AIM OF THE EXERCISE.
Narrow the data below down to the lines containing "icon".

──────── INPUT RECORDS

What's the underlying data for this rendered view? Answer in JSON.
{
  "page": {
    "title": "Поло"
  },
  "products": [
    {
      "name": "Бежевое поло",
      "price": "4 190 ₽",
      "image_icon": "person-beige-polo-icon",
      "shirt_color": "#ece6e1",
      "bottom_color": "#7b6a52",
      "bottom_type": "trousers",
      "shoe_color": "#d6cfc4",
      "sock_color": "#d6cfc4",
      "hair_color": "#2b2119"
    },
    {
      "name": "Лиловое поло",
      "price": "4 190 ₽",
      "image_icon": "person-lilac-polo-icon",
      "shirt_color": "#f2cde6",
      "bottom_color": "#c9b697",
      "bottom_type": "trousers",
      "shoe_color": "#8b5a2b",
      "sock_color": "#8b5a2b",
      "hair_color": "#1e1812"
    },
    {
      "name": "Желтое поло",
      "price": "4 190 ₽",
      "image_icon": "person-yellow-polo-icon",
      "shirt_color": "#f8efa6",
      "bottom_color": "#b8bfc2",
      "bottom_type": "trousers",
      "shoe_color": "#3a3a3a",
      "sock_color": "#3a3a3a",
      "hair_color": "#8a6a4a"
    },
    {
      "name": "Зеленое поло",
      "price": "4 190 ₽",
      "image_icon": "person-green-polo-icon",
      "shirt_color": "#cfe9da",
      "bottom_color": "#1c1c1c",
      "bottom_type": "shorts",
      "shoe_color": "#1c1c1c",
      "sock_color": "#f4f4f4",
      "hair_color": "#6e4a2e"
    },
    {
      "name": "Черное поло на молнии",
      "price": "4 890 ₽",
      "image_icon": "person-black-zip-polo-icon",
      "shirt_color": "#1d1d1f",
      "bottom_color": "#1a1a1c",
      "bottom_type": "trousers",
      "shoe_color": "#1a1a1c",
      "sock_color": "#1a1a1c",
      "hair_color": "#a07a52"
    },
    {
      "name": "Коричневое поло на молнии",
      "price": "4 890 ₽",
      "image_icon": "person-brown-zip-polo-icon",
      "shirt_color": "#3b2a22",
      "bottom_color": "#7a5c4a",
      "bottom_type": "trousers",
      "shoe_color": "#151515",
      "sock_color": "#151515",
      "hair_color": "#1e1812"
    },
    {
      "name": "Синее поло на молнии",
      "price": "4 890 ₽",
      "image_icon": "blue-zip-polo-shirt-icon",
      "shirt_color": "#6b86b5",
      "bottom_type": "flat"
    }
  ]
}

────────────────

EXERCISE OUTPUT.
      "image_icon": "person-beige-polo-icon",
      "image_icon": "person-lilac-polo-icon",
      "image_icon": "person-yellow-polo-icon",
      "image_icon": "person-green-polo-icon",
      "image_icon": "person-black-zip-polo-icon",
      "image_icon": "person-brown-zip-polo-icon",
      "image_icon": "blue-zip-polo-shirt-icon",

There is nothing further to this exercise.